= PROBLEM =
Search the material and gather each line with "List" in it.

* start DATA SHOWN *

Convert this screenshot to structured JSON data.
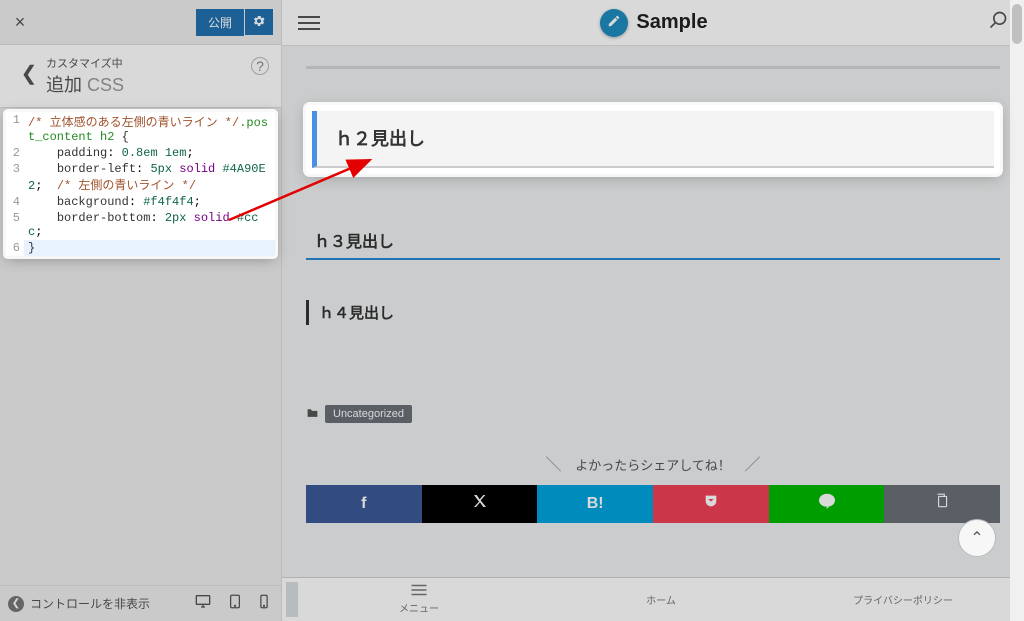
{
  "customizer": {
    "publish_label": "公開",
    "customizing_label": "カスタマイズ中",
    "section_label_prefix": "追加",
    "section_label_suffix": "CSS",
    "hide_controls_label": "コントロールを非表示"
  },
  "css": {
    "l1": "/* 立体感のある左側の青いライン */.post_content h2 {",
    "l2": "    padding: 0.8em 1em;",
    "l3": "    border-left: 5px solid #4A90E2;  /* 左側の青いライン */",
    "l4": "    background: #f4f4f4;",
    "l5": "    border-bottom: 2px solid #ccc;",
    "l6": "}"
  },
  "preview": {
    "site_title": "Sample",
    "h2": "ｈ２見出し",
    "h3": "ｈ３見出し",
    "h4": "ｈ４見出し",
    "category": "Uncategorized",
    "share_text": "よかったらシェアしてね！",
    "hatena_label": "B!"
  },
  "bottom_nav": {
    "menu": "メニュー",
    "home": "ホーム",
    "privacy": "プライバシーポリシー"
  }
}
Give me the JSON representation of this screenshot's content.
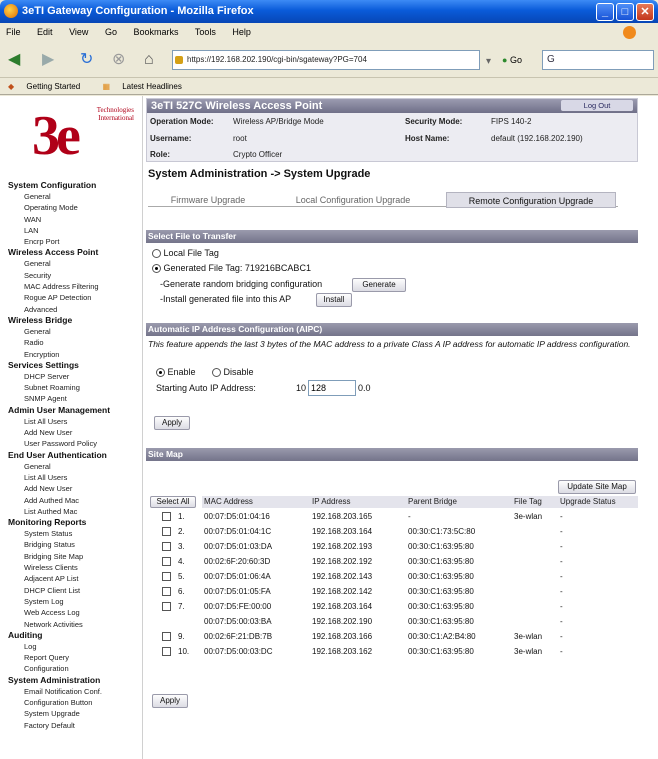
{
  "window": {
    "title": "3eTI Gateway Configuration - Mozilla Firefox",
    "minimize": "_",
    "maximize": "□",
    "close": "✕"
  },
  "menu": [
    "File",
    "Edit",
    "View",
    "Go",
    "Bookmarks",
    "Tools",
    "Help"
  ],
  "nav": {
    "url": "https://192.168.202.190/cgi-bin/sgateway?PG=704",
    "go_label": "Go",
    "search_value": "G"
  },
  "bookmarks": [
    "Getting Started",
    "Latest Headlines"
  ],
  "logo": {
    "mark": "3e",
    "company": "Technologies International"
  },
  "sidebar": [
    {
      "title": "System Configuration",
      "items": [
        "General",
        "Operating Mode",
        "WAN",
        "LAN",
        "Encrp Port"
      ]
    },
    {
      "title": "Wireless Access Point",
      "items": [
        "General",
        "Security",
        "MAC Address Filtering",
        "Rogue AP Detection",
        "Advanced"
      ]
    },
    {
      "title": "Wireless Bridge",
      "items": [
        "General",
        "Radio",
        "Encryption"
      ]
    },
    {
      "title": "Services Settings",
      "items": [
        "DHCP Server",
        "Subnet Roaming",
        "SNMP Agent"
      ]
    },
    {
      "title": "Admin User Management",
      "items": [
        "List All Users",
        "Add New User",
        "User Password Policy"
      ]
    },
    {
      "title": "End User Authentication",
      "items": [
        "General",
        "List All Users",
        "Add New User",
        "Add Authed Mac",
        "List Authed Mac"
      ]
    },
    {
      "title": "Monitoring Reports",
      "items": [
        "System Status",
        "Bridging Status",
        "Bridging Site Map",
        "Wireless Clients",
        "Adjacent AP List",
        "DHCP Client List",
        "System Log",
        "Web Access Log",
        "Network Activities"
      ]
    },
    {
      "title": "Auditing",
      "items": [
        "Log",
        "Report Query",
        "Configuration"
      ]
    },
    {
      "title": "System Administration",
      "items": [
        "Email Notification Conf.",
        "Configuration Button",
        "System Upgrade",
        "Factory Default"
      ]
    }
  ],
  "header": {
    "title": "3eTI 527C Wireless Access Point",
    "logout": "Log Out",
    "operation_mode_label": "Operation Mode:",
    "operation_mode": "Wireless AP/Bridge Mode",
    "security_mode_label": "Security Mode:",
    "security_mode": "FIPS 140-2",
    "username_label": "Username:",
    "username": "root",
    "host_name_label": "Host Name:",
    "host_name": "default (192.168.202.190)",
    "role_label": "Role:",
    "role": "Crypto Officer"
  },
  "page_title": "System Administration -> System Upgrade",
  "tabs": [
    "Firmware Upgrade",
    "Local Configuration Upgrade",
    "Remote Configuration Upgrade"
  ],
  "active_tab": 2,
  "select_file": {
    "header": "Select File to Transfer",
    "local_file_tag": "Local File Tag",
    "generated_file_tag": "Generated File Tag: 719216BCABC1",
    "generate_text": "-Generate random bridging configuration",
    "generate_button": "Generate",
    "install_text": "-Install generated file into this AP",
    "install_button": "Install"
  },
  "aipc": {
    "header": "Automatic IP Address Configuration (AIPC)",
    "description": "This feature appends the last 3 bytes of the MAC address to a private Class A IP address for automatic IP address configuration.",
    "enable": "Enable",
    "disable": "Disable",
    "starting_label": "Starting Auto IP Address:",
    "ip_prefix": "10",
    "ip_octet": "128",
    "ip_suffix": "0.0",
    "apply": "Apply"
  },
  "site_map": {
    "header": "Site Map",
    "update_button": "Update Site Map",
    "select_all": "Select All",
    "columns": [
      "MAC Address",
      "IP Address",
      "Parent Bridge",
      "File Tag",
      "Upgrade Status"
    ],
    "rows": [
      {
        "num": "1.",
        "checkbox": true,
        "mac": "00:07:D5:01:04:16",
        "ip": "192.168.203.165",
        "parent": "-",
        "tag": "3e-wlan",
        "status": "-"
      },
      {
        "num": "2.",
        "checkbox": true,
        "mac": "00:07:D5:01:04:1C",
        "ip": "192.168.203.164",
        "parent": "00:30:C1:73:5C:80",
        "tag": "",
        "status": "-"
      },
      {
        "num": "3.",
        "checkbox": true,
        "mac": "00:07:D5:01:03:DA",
        "ip": "192.168.202.193",
        "parent": "00:30:C1:63:95:80",
        "tag": "",
        "status": "-"
      },
      {
        "num": "4.",
        "checkbox": true,
        "mac": "00:02:6F:20:60:3D",
        "ip": "192.168.202.192",
        "parent": "00:30:C1:63:95:80",
        "tag": "",
        "status": "-"
      },
      {
        "num": "5.",
        "checkbox": true,
        "mac": "00:07:D5:01:06:4A",
        "ip": "192.168.202.143",
        "parent": "00:30:C1:63:95:80",
        "tag": "",
        "status": "-"
      },
      {
        "num": "6.",
        "checkbox": true,
        "mac": "00:07:D5:01:05:FA",
        "ip": "192.168.202.142",
        "parent": "00:30:C1:63:95:80",
        "tag": "",
        "status": "-"
      },
      {
        "num": "7.",
        "checkbox": true,
        "mac": "00:07:D5:FE:00:00",
        "ip": "192.168.203.164",
        "parent": "00:30:C1:63:95:80",
        "tag": "",
        "status": "-"
      },
      {
        "num": "",
        "checkbox": false,
        "mac": "00:07:D5:00:03:BA",
        "ip": "192.168.202.190",
        "parent": "00:30:C1:63:95:80",
        "tag": "",
        "status": "-"
      },
      {
        "num": "9.",
        "checkbox": true,
        "mac": "00:02:6F:21:DB:7B",
        "ip": "192.168.203.166",
        "parent": "00:30:C1:A2:B4:80",
        "tag": "3e-wlan",
        "status": "-"
      },
      {
        "num": "10.",
        "checkbox": true,
        "mac": "00:07:D5:00:03:DC",
        "ip": "192.168.203.162",
        "parent": "00:30:C1:63:95:80",
        "tag": "3e-wlan",
        "status": "-"
      }
    ],
    "apply": "Apply"
  },
  "colors": {
    "accent": "#7a7a90",
    "logo": "#b00018",
    "title_bar": "#0a5bd9"
  }
}
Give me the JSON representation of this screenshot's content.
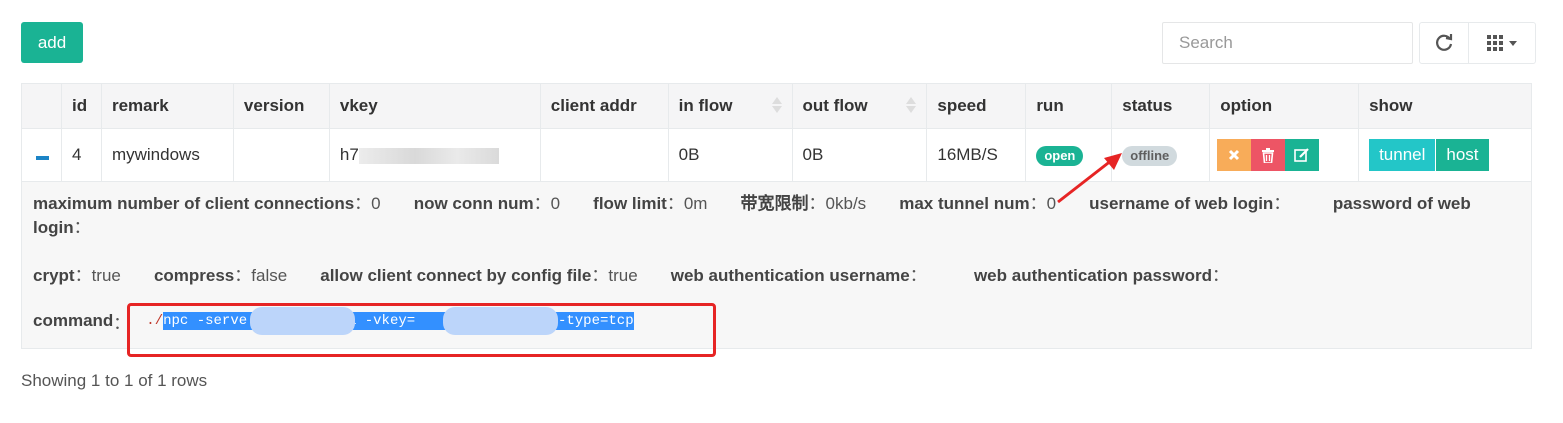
{
  "toolbar": {
    "add_label": "add",
    "search_placeholder": "Search",
    "refresh_icon": "refresh-icon",
    "columns_icon": "grid-columns-icon"
  },
  "table": {
    "headers": [
      "",
      "id",
      "remark",
      "version",
      "vkey",
      "client addr",
      "in flow",
      "out flow",
      "speed",
      "run",
      "status",
      "option",
      "show"
    ],
    "row": {
      "id": "4",
      "remark": "mywindows",
      "version": "",
      "vkey": "h7",
      "client_addr": "",
      "in_flow": "0B",
      "out_flow": "0B",
      "speed": "16MB/S",
      "run": "open",
      "status": "offline",
      "show_tunnel": "tunnel",
      "show_host": "host"
    }
  },
  "detail": {
    "line1": [
      {
        "label": "maximum number of client connections",
        "value": "0"
      },
      {
        "label": "now conn num",
        "value": "0"
      },
      {
        "label": "flow limit",
        "value": "0m"
      },
      {
        "label": "带宽限制",
        "value": "0kb/s"
      },
      {
        "label": "max tunnel num",
        "value": "0"
      },
      {
        "label": "username of web login",
        "value": ""
      },
      {
        "label": "password of web login",
        "value": ""
      }
    ],
    "line2": [
      {
        "label": "crypt",
        "value": "true"
      },
      {
        "label": "compress",
        "value": "false"
      },
      {
        "label": "allow client connect by config file",
        "value": "true"
      },
      {
        "label": "web authentication username",
        "value": ""
      },
      {
        "label": "web authentication password",
        "value": ""
      }
    ],
    "command_label": "command",
    "command_prefix": "./",
    "command_part1": "npc -serve",
    "command_part2": "011 -vkey=",
    "command_part3": "lj0 -type=tcp"
  },
  "footer": {
    "text": "Showing 1 to 1 of 1 rows"
  },
  "colors": {
    "primary": "#1ab394",
    "warning": "#f8ac59",
    "danger": "#ed5565",
    "info": "#23c6c8",
    "annotation": "#e62424"
  }
}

* end DATA SHOWN *

= RESPONSE TO THIS TASK =
        "List All Users",
        "List All Users",
        "List Authed Mac"
        "Adjacent AP List",
        "DHCP Client List",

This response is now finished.